● Data records
----------

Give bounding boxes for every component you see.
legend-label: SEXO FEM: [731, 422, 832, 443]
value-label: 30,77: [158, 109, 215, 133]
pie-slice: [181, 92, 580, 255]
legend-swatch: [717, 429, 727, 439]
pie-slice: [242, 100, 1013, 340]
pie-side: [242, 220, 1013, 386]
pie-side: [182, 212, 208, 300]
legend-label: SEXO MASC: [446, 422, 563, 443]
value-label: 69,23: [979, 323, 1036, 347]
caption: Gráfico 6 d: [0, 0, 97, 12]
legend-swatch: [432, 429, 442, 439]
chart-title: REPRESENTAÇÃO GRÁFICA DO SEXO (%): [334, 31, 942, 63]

----------

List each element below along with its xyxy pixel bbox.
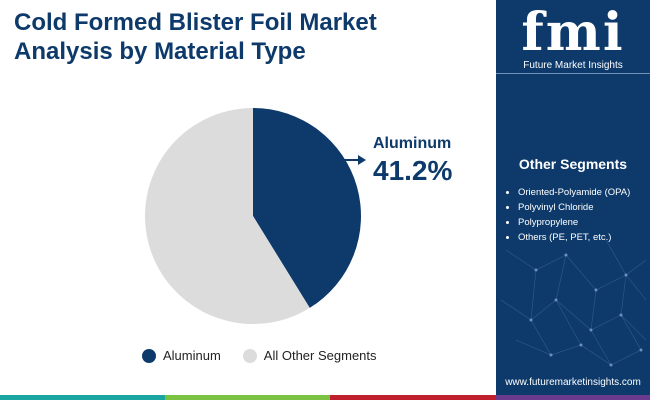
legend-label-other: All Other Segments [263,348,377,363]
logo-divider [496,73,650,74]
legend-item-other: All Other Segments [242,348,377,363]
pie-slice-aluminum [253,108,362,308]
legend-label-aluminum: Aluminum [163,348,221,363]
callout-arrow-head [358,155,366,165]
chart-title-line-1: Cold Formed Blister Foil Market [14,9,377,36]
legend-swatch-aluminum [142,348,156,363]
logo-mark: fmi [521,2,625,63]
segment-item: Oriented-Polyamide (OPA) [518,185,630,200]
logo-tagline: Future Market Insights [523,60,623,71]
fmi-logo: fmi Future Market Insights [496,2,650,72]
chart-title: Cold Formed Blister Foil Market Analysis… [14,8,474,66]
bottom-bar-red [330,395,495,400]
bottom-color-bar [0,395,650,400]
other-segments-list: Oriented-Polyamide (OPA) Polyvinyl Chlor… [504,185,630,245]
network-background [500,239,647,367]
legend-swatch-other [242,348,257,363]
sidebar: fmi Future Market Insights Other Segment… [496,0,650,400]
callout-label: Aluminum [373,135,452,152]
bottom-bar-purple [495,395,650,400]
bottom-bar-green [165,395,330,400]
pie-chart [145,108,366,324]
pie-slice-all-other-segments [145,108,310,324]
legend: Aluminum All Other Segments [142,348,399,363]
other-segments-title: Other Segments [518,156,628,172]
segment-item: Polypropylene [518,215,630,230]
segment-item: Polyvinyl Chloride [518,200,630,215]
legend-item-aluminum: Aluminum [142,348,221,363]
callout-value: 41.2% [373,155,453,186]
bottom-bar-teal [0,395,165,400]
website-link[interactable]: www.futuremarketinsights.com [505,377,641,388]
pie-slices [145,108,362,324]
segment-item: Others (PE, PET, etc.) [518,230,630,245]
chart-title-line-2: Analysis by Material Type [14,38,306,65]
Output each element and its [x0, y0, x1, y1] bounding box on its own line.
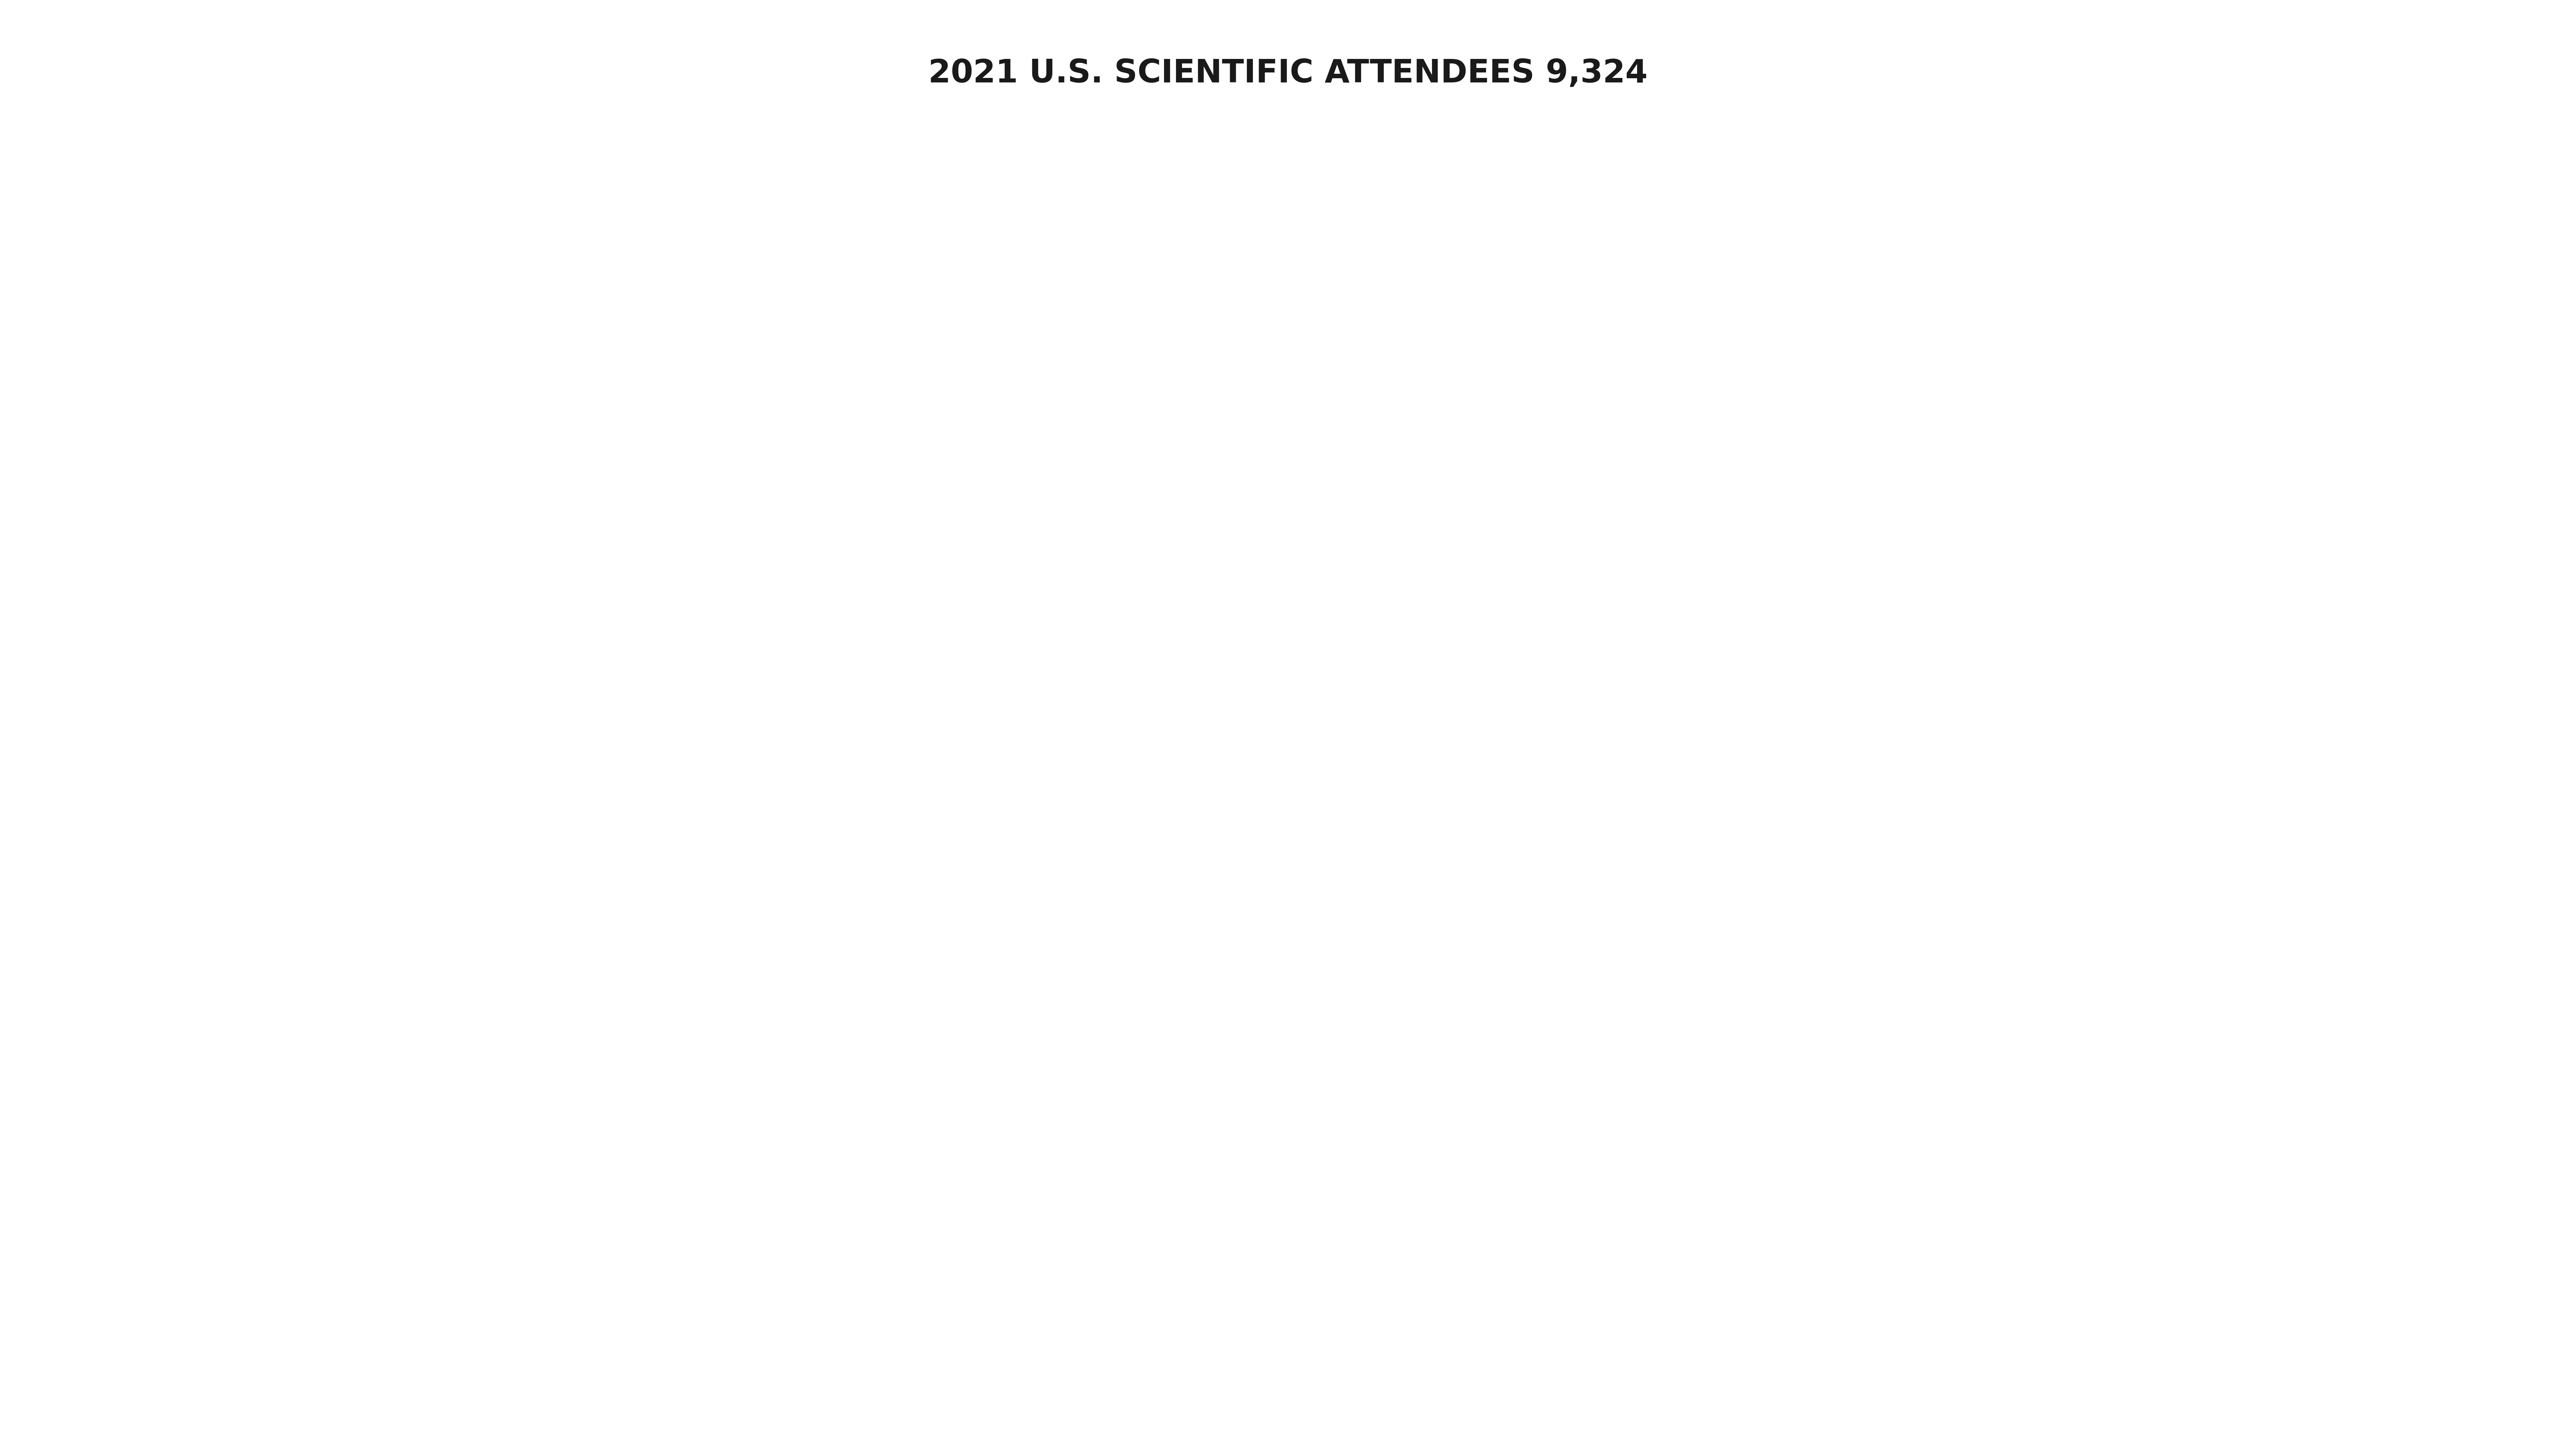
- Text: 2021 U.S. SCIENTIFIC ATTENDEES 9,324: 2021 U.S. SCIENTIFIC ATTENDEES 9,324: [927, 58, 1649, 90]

----------

● THE EXERCISE
Convert the data from the line with "legend-label-other: All Other" to the line with "- Text: 2021", inclusive, into a JSON list of strings with one string per line, skipping blank lines. Omit the pictures from the list.

● SOLUTION
[
  "legend-label-other: All Other Segments [263,348,377,363]",
  "logo-divider [496,73,650,74]",
  "legend-item-other: All Other Segments [242,348,377,363]",
  "pie-slice-aluminum [253,108,362,308]",
  "legend-label-aluminum: Aluminum [163,348,221,363]",
  "callout-arrow-head [358,155,366,165]",
  "chart-title-line-1: Cold Formed Blister Foil Market [14,9,377,36]",
  "legend-swatch-aluminum [142,348,156,363]",
  "logo-mark: fmi [521,2,625,63]",
  "segment-item: Oriented-Polyamide (OPA) [518,185,630,200]",
  "logo-tagline: Future Market Insights [523,60,623,71]",
  "fmi-logo: fmi Future Market Insights [496,2,650,72]",
  "chart-title: Cold Formed Blister Foil Market Analysis… [14,8,474,66]",
  "bottom-bar-red [330,395,495,400]",
  "bottom-color-bar [0,395,650,400]",
  "other-segments-list: Oriented-Polyamide (OPA) Polyvinyl Chlor… [504,185,630,245]",
  "network-background [500,239,647,367]",
  "legend-swatch-other [242,348,257,363]",
  "sidebar: fmi Future Market Insights Other Segment… [496,0,650,400]",
  "callout-label: Aluminum [373,135,452,152]",
  "bottom-bar-purple [495,395,650,400]",
  "bottom-bar-green [165,395,330,400]",
  "pie-chart [145,108,366,324]",
  "pie-slice-all-other-segments [145,108,310,324]",
  "legend: Aluminum All Other Segments [142,348,399,363]",
  "other-segments-title: Other Segments [518,156,628,172]",
  "segment-item: Polypropylene [518,215,630,230]",
  "segment-item: Polyvinyl Chloride [518,200,630,215]",
  "legend-item-aluminum: Aluminum [142,348,221,363]",
  "callout-value: 41.2% [373,155,453,186]",
  "bottom-bar-teal [0,395,165,400]",
  "website-link[interactable]: www.futuremarketinsights.com [505,377,641,388]",
  "pie-slices [145,108,362,324]",
  "segment-item: Others (PE, PET, etc.) [518,230,630,245]",
  "chart-title-line-2: Analysis by Material Type [14,38,306,65]",
  "Output each element and its [x0, y0, x1, y1] bounding box on its own line.",
  "- Text: 2021 U.S. SCIENTIFIC ATTENDEES 9,324: 2021 U.S. SCIENTIFIC ATTENDEES 9,324: [927, 58, 1649, 90]"
]